Figure dataset records:
↓↓↓

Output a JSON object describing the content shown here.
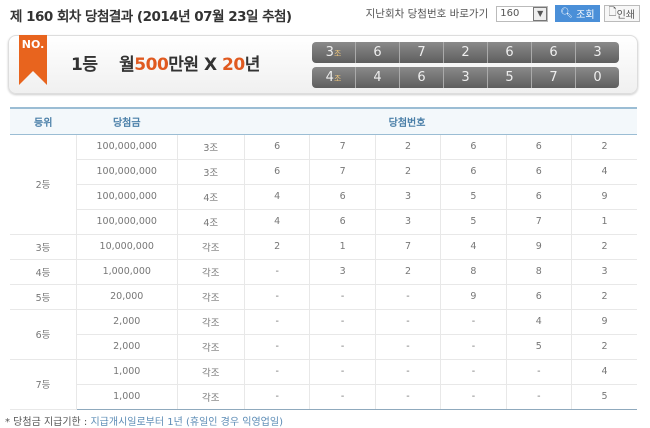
{
  "header": {
    "title": "제 160 회차 당첨결과 (2014년 07월 23일 추첨)",
    "goto_label": "지난회차 당첨번호 바로가기",
    "round_value": "160",
    "search_label": "조회",
    "print_label": "인쇄"
  },
  "banner": {
    "badge": "NO.",
    "rank": "1등",
    "prize_prefix": "월",
    "prize_amount": "500",
    "prize_unit": "만원 X ",
    "prize_years": "20",
    "prize_years_unit": "년",
    "lines": [
      {
        "group": "3",
        "group_unit": "조",
        "numbers": [
          "6",
          "7",
          "2",
          "6",
          "6",
          "3"
        ]
      },
      {
        "group": "4",
        "group_unit": "조",
        "numbers": [
          "4",
          "6",
          "3",
          "5",
          "7",
          "0"
        ]
      }
    ]
  },
  "table": {
    "headers": [
      "등위",
      "당첨금",
      "당첨번호"
    ],
    "rows": [
      {
        "rank": "2등",
        "span": 4,
        "amount": "100,000,000",
        "group": "3조",
        "nums": [
          "6",
          "7",
          "2",
          "6",
          "6",
          "2"
        ]
      },
      {
        "amount": "100,000,000",
        "group": "3조",
        "nums": [
          "6",
          "7",
          "2",
          "6",
          "6",
          "4"
        ]
      },
      {
        "amount": "100,000,000",
        "group": "4조",
        "nums": [
          "4",
          "6",
          "3",
          "5",
          "6",
          "9"
        ]
      },
      {
        "amount": "100,000,000",
        "group": "4조",
        "nums": [
          "4",
          "6",
          "3",
          "5",
          "7",
          "1"
        ]
      },
      {
        "rank": "3등",
        "span": 1,
        "amount": "10,000,000",
        "group": "각조",
        "nums": [
          "2",
          "1",
          "7",
          "4",
          "9",
          "2"
        ]
      },
      {
        "rank": "4등",
        "span": 1,
        "amount": "1,000,000",
        "group": "각조",
        "nums": [
          "-",
          "3",
          "2",
          "8",
          "8",
          "3"
        ]
      },
      {
        "rank": "5등",
        "span": 1,
        "amount": "20,000",
        "group": "각조",
        "nums": [
          "-",
          "-",
          "-",
          "9",
          "6",
          "2"
        ]
      },
      {
        "rank": "6등",
        "span": 2,
        "amount": "2,000",
        "group": "각조",
        "nums": [
          "-",
          "-",
          "-",
          "-",
          "4",
          "9"
        ]
      },
      {
        "amount": "2,000",
        "group": "각조",
        "nums": [
          "-",
          "-",
          "-",
          "-",
          "5",
          "2"
        ]
      },
      {
        "rank": "7등",
        "span": 2,
        "amount": "1,000",
        "group": "각조",
        "nums": [
          "-",
          "-",
          "-",
          "-",
          "-",
          "4"
        ]
      },
      {
        "amount": "1,000",
        "group": "각조",
        "nums": [
          "-",
          "-",
          "-",
          "-",
          "-",
          "5"
        ]
      }
    ]
  },
  "footer": {
    "label": "* 당첨금 지급기한 : ",
    "text": "지급개시일로부터 1년 (휴일인 경우 익영업일)"
  }
}
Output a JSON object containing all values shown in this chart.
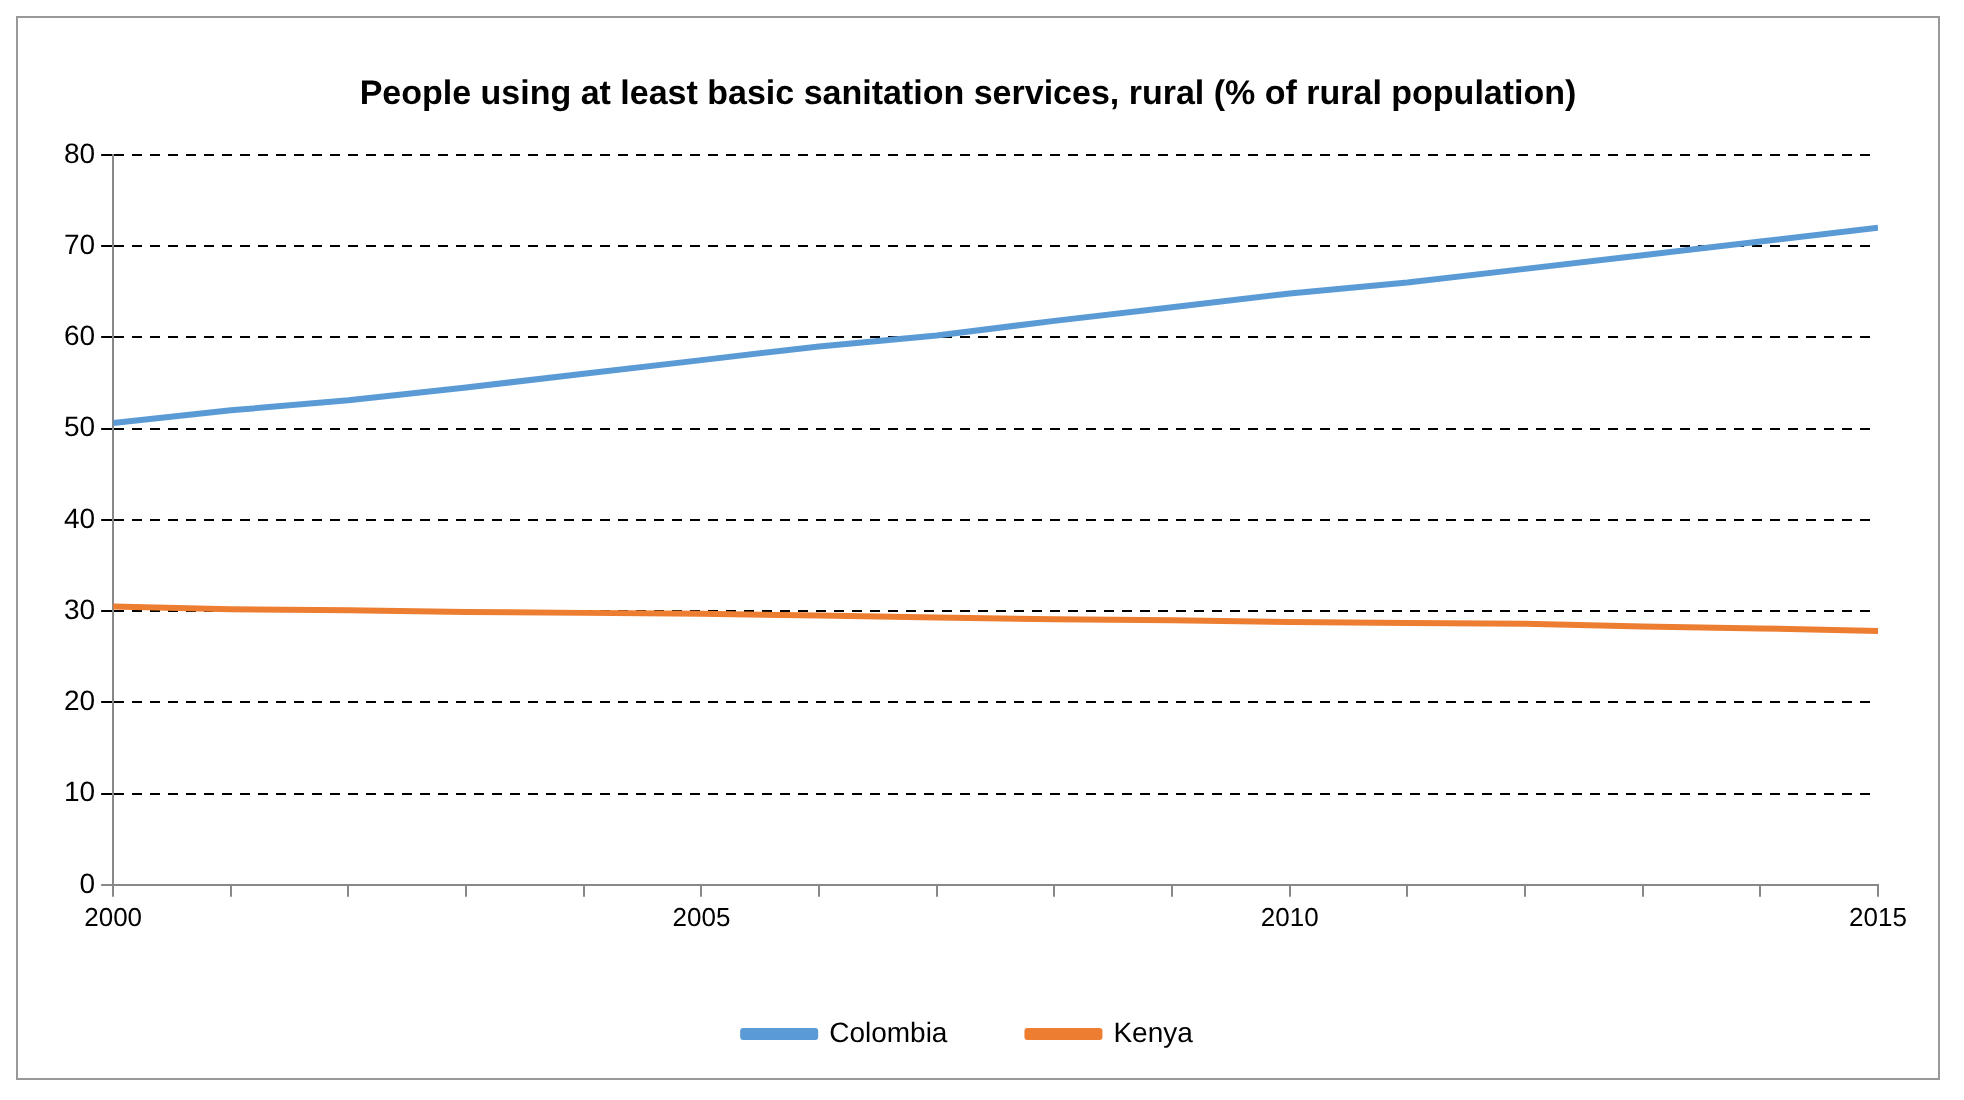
{
  "chart_data": {
    "type": "line",
    "title": "People using at least basic sanitation services, rural (% of rural population)",
    "x": [
      2000,
      2001,
      2002,
      2003,
      2004,
      2005,
      2006,
      2007,
      2008,
      2009,
      2010,
      2011,
      2012,
      2013,
      2014,
      2015
    ],
    "series": [
      {
        "name": "Colombia",
        "color": "#5b9bd5",
        "values": [
          50.6,
          52.0,
          53.1,
          54.5,
          56.0,
          57.5,
          59.0,
          60.2,
          61.8,
          63.3,
          64.8,
          66.0,
          67.5,
          69.0,
          70.5,
          72.0
        ]
      },
      {
        "name": "Kenya",
        "color": "#ed7d31",
        "values": [
          30.5,
          30.2,
          30.1,
          29.9,
          29.8,
          29.7,
          29.5,
          29.3,
          29.1,
          29.0,
          28.8,
          28.7,
          28.6,
          28.3,
          28.1,
          27.8
        ]
      }
    ],
    "xlim": [
      2000,
      2015
    ],
    "xticks": [
      2000,
      {
        "value": 2001,
        "label": null
      },
      {
        "value": 2002,
        "label": null
      },
      {
        "value": 2003,
        "label": null
      },
      {
        "value": 2004,
        "label": null
      },
      2005,
      {
        "value": 2006,
        "label": null
      },
      {
        "value": 2007,
        "label": null
      },
      {
        "value": 2008,
        "label": null
      },
      {
        "value": 2009,
        "label": null
      },
      2010,
      {
        "value": 2011,
        "label": null
      },
      {
        "value": 2012,
        "label": null
      },
      {
        "value": 2013,
        "label": null
      },
      {
        "value": 2014,
        "label": null
      },
      2015
    ],
    "ylim": [
      0,
      80
    ],
    "yticks": [
      0,
      10,
      20,
      30,
      40,
      50,
      60,
      70,
      80
    ],
    "grid": "y",
    "legend": "bottom",
    "marker": "none",
    "line_style": "solid"
  }
}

↑↑↑

◆ **EXERCISE DESCRIPTION**
Nothing in the entries above should change when they are printed again, except that the pictures are dropped.

◆ **RESULT OF THIS EXERCISE**
Output a JSON object describing the content shown here.
{
  "header": {
    "title": "제 160 회차 당첨결과 (2014년 07월 23일 추첨)",
    "goto_label": "지난회차 당첨번호 바로가기",
    "round_value": "160",
    "search_label": "조회",
    "print_label": "인쇄"
  },
  "banner": {
    "badge": "NO.",
    "rank": "1등",
    "prize_prefix": "월",
    "prize_amount": "500",
    "prize_unit": "만원 X ",
    "prize_years": "20",
    "prize_years_unit": "년",
    "lines": [
      {
        "group": "3",
        "group_unit": "조",
        "numbers": [
          "6",
          "7",
          "2",
          "6",
          "6",
          "3"
        ]
      },
      {
        "group": "4",
        "group_unit": "조",
        "numbers": [
          "4",
          "6",
          "3",
          "5",
          "7",
          "0"
        ]
      }
    ]
  },
  "table": {
    "headers": [
      "등위",
      "당첨금",
      "당첨번호"
    ],
    "rows": [
      {
        "rank": "2등",
        "span": 4,
        "amount": "100,000,000",
        "group": "3조",
        "nums": [
          "6",
          "7",
          "2",
          "6",
          "6",
          "2"
        ]
      },
      {
        "amount": "100,000,000",
        "group": "3조",
        "nums": [
          "6",
          "7",
          "2",
          "6",
          "6",
          "4"
        ]
      },
      {
        "amount": "100,000,000",
        "group": "4조",
        "nums": [
          "4",
          "6",
          "3",
          "5",
          "6",
          "9"
        ]
      },
      {
        "amount": "100,000,000",
        "group": "4조",
        "nums": [
          "4",
          "6",
          "3",
          "5",
          "7",
          "1"
        ]
      },
      {
        "rank": "3등",
        "span": 1,
        "amount": "10,000,000",
        "group": "각조",
        "nums": [
          "2",
          "1",
          "7",
          "4",
          "9",
          "2"
        ]
      },
      {
        "rank": "4등",
        "span": 1,
        "amount": "1,000,000",
        "group": "각조",
        "nums": [
          "-",
          "3",
          "2",
          "8",
          "8",
          "3"
        ]
      },
      {
        "rank": "5등",
        "span": 1,
        "amount": "20,000",
        "group": "각조",
        "nums": [
          "-",
          "-",
          "-",
          "9",
          "6",
          "2"
        ]
      },
      {
        "rank": "6등",
        "span": 2,
        "amount": "2,000",
        "group": "각조",
        "nums": [
          "-",
          "-",
          "-",
          "-",
          "4",
          "9"
        ]
      },
      {
        "amount": "2,000",
        "group": "각조",
        "nums": [
          "-",
          "-",
          "-",
          "-",
          "5",
          "2"
        ]
      },
      {
        "rank": "7등",
        "span": 2,
        "amount": "1,000",
        "group": "각조",
        "nums": [
          "-",
          "-",
          "-",
          "-",
          "-",
          "4"
        ]
      },
      {
        "amount": "1,000",
        "group": "각조",
        "nums": [
          "-",
          "-",
          "-",
          "-",
          "-",
          "5"
        ]
      }
    ]
  },
  "footer": {
    "label": "* 당첨금 지급기한 : ",
    "text": "지급개시일로부터 1년 (휴일인 경우 익영업일)"
  }
}
Output a JSON object containing all values shown in this chart.
{
  "chart_data": {
    "type": "line",
    "title": "People using at least basic sanitation services, rural (% of rural population)",
    "x": [
      2000,
      2001,
      2002,
      2003,
      2004,
      2005,
      2006,
      2007,
      2008,
      2009,
      2010,
      2011,
      2012,
      2013,
      2014,
      2015
    ],
    "series": [
      {
        "name": "Colombia",
        "color": "#5b9bd5",
        "values": [
          50.6,
          52.0,
          53.1,
          54.5,
          56.0,
          57.5,
          59.0,
          60.2,
          61.8,
          63.3,
          64.8,
          66.0,
          67.5,
          69.0,
          70.5,
          72.0
        ]
      },
      {
        "name": "Kenya",
        "color": "#ed7d31",
        "values": [
          30.5,
          30.2,
          30.1,
          29.9,
          29.8,
          29.7,
          29.5,
          29.3,
          29.1,
          29.0,
          28.8,
          28.7,
          28.6,
          28.3,
          28.1,
          27.8
        ]
      }
    ],
    "xlim": [
      2000,
      2015
    ],
    "xticks": [
      2000,
      {
        "value": 2001,
        "label": null
      },
      {
        "value": 2002,
        "label": null
      },
      {
        "value": 2003,
        "label": null
      },
      {
        "value": 2004,
        "label": null
      },
      2005,
      {
        "value": 2006,
        "label": null
      },
      {
        "value": 2007,
        "label": null
      },
      {
        "value": 2008,
        "label": null
      },
      {
        "value": 2009,
        "label": null
      },
      2010,
      {
        "value": 2011,
        "label": null
      },
      {
        "value": 2012,
        "label": null
      },
      {
        "value": 2013,
        "label": null
      },
      {
        "value": 2014,
        "label": null
      },
      2015
    ],
    "ylim": [
      0,
      80
    ],
    "yticks": [
      0,
      10,
      20,
      30,
      40,
      50,
      60,
      70,
      80
    ],
    "grid": "y",
    "legend": "bottom",
    "marker": "none",
    "line_style": "solid"
  }
}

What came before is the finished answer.